— BEGIN DATA LINES —

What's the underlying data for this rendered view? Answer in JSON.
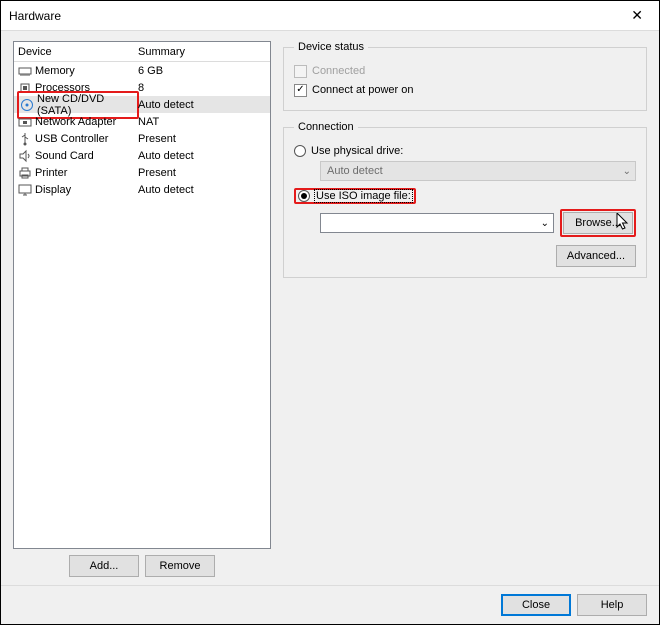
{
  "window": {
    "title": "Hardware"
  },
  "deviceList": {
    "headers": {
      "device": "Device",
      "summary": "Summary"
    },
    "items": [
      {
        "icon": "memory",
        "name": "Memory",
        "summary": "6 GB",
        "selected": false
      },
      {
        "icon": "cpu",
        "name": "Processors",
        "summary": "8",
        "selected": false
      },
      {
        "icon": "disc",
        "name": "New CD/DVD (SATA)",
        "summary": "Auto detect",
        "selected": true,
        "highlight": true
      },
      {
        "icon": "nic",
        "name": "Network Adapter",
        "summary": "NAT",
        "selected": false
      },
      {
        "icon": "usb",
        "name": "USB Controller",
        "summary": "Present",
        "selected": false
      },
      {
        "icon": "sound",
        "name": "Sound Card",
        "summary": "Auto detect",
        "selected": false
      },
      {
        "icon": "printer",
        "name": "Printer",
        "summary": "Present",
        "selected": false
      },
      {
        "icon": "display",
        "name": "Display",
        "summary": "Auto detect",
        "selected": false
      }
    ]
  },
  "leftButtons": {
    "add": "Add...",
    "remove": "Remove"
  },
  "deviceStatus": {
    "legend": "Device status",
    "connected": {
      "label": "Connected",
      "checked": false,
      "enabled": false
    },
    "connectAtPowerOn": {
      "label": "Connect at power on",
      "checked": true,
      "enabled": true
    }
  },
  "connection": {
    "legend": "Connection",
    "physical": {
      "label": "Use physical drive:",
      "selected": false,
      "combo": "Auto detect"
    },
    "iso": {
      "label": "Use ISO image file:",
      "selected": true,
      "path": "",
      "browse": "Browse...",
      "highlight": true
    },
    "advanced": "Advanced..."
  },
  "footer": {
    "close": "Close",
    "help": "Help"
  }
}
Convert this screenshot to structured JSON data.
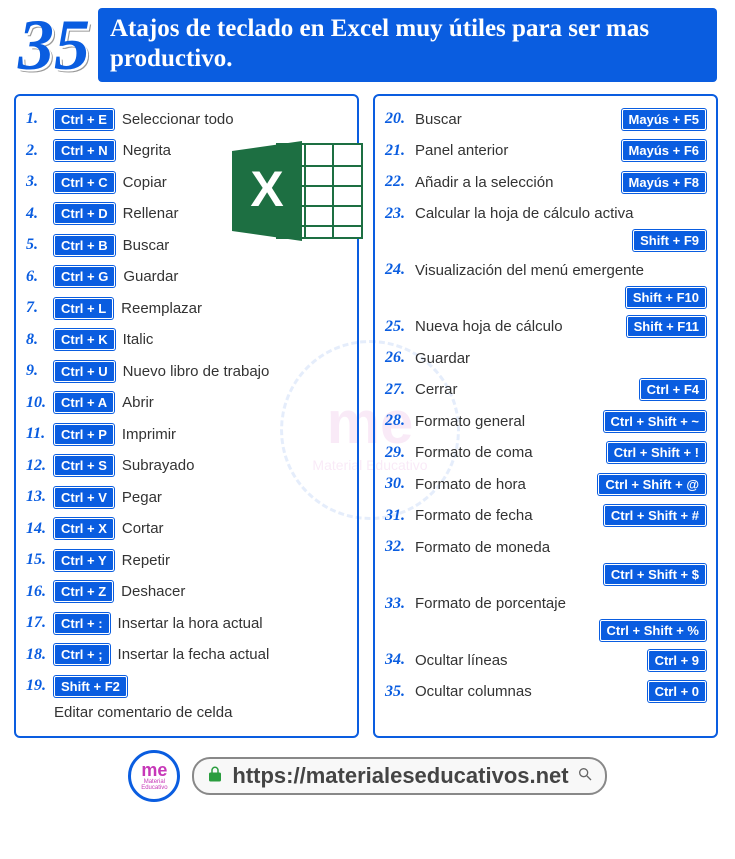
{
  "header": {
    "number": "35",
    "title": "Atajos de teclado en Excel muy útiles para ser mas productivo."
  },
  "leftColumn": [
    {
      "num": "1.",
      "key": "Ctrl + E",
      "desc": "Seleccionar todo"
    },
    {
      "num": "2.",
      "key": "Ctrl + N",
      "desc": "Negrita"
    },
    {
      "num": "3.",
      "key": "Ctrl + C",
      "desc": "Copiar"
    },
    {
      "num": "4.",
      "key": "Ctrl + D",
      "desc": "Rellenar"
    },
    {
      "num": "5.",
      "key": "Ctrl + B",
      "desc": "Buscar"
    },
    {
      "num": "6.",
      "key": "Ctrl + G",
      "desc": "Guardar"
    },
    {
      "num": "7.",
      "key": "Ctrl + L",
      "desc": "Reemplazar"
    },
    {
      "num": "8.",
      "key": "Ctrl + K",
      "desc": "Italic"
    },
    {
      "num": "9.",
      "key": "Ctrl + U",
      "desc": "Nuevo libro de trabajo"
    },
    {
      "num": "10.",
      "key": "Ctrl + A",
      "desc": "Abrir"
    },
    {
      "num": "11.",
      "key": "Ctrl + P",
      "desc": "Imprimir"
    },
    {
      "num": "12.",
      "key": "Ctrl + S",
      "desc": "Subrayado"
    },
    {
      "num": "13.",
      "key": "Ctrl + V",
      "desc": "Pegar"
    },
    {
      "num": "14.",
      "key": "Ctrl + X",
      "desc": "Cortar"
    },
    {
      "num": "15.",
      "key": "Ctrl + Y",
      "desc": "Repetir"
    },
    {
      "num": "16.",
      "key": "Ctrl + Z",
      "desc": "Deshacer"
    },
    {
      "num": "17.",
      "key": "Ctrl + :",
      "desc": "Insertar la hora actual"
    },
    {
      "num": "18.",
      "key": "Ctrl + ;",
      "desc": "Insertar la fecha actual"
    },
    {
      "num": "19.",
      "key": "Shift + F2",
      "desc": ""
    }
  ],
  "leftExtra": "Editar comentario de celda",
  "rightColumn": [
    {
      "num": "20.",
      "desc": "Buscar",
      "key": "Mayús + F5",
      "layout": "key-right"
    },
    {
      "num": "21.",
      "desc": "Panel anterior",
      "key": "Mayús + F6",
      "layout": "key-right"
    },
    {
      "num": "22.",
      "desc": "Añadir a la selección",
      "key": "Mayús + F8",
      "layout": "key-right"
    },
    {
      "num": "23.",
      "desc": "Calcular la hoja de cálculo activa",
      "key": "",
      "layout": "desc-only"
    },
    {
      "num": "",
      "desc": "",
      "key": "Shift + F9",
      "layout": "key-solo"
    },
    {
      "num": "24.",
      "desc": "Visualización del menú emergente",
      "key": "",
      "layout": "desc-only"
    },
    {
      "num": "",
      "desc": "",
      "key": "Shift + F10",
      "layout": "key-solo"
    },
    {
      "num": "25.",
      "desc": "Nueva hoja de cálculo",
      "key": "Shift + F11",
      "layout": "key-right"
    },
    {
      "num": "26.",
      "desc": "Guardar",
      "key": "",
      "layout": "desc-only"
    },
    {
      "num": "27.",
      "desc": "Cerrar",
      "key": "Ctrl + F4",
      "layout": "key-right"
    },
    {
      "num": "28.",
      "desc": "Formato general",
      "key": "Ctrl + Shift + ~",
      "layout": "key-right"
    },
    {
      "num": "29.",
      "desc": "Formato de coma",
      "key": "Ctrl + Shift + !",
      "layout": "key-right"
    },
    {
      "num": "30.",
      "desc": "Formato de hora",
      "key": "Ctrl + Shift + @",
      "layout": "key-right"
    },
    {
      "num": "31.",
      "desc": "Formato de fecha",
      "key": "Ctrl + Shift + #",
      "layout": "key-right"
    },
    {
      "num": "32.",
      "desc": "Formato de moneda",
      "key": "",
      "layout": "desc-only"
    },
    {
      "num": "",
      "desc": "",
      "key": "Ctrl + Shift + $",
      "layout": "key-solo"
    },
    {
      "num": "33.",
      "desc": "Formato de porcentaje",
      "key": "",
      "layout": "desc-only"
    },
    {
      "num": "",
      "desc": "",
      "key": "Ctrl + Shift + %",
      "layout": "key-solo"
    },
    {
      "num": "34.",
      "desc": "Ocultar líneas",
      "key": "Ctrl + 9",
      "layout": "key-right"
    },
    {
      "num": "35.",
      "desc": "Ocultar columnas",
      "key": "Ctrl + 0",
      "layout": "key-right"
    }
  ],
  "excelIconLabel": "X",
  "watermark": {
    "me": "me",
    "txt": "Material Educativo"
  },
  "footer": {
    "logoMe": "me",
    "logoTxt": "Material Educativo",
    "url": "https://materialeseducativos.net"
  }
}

— END DATA LINES —

• _WHAT YOU ARE ASKED TO DO_: Where a line above contains the word "actual", copy that line.

• _RESPONSE TO THE TASK_:
      "desc": "Insertar la hora actual"
      "desc": "Insertar la fecha actual"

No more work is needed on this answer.